▶ [Problem details] Search the material below for the string "子无良谋" and list each line that holds it.

[begin Record set]

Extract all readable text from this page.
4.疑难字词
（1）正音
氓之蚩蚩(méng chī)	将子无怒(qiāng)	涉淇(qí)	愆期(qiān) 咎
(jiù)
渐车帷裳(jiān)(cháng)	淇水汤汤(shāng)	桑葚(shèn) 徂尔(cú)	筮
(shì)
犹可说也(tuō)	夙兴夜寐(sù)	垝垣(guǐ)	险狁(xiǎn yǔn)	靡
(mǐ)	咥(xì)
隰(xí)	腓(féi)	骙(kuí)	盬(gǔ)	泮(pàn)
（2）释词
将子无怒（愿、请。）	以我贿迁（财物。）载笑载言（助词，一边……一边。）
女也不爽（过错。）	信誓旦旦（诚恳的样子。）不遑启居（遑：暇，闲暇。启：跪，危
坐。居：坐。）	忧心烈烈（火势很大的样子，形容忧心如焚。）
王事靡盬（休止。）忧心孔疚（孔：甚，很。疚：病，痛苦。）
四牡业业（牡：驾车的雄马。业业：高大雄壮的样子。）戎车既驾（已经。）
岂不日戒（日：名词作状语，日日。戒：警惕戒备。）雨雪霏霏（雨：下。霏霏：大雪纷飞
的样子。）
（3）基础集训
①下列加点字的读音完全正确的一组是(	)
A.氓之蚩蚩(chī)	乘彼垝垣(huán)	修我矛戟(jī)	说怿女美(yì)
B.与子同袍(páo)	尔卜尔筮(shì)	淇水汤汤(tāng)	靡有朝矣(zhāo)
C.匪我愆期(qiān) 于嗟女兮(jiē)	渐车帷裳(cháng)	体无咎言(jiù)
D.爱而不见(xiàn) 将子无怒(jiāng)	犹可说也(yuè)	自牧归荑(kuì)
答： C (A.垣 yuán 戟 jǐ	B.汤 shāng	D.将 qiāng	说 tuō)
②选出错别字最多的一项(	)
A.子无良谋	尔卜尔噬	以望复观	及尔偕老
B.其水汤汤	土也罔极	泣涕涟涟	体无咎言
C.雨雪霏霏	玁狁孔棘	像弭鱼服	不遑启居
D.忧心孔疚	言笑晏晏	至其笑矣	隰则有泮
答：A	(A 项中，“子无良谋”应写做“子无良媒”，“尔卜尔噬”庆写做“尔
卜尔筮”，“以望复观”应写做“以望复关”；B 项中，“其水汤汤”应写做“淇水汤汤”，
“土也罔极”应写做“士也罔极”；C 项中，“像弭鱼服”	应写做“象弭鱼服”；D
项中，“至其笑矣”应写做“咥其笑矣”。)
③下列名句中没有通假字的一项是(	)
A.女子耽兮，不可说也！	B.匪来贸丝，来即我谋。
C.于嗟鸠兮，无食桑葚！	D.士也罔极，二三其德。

[end Record set]

▶ [Worked solution]
A.子无良谋	尔卜尔噬	以望复观	及尔偕老
答：A	(A 项中，“子无良谋”应写做“子无良媒”，“尔卜尔噬”庆写做“尔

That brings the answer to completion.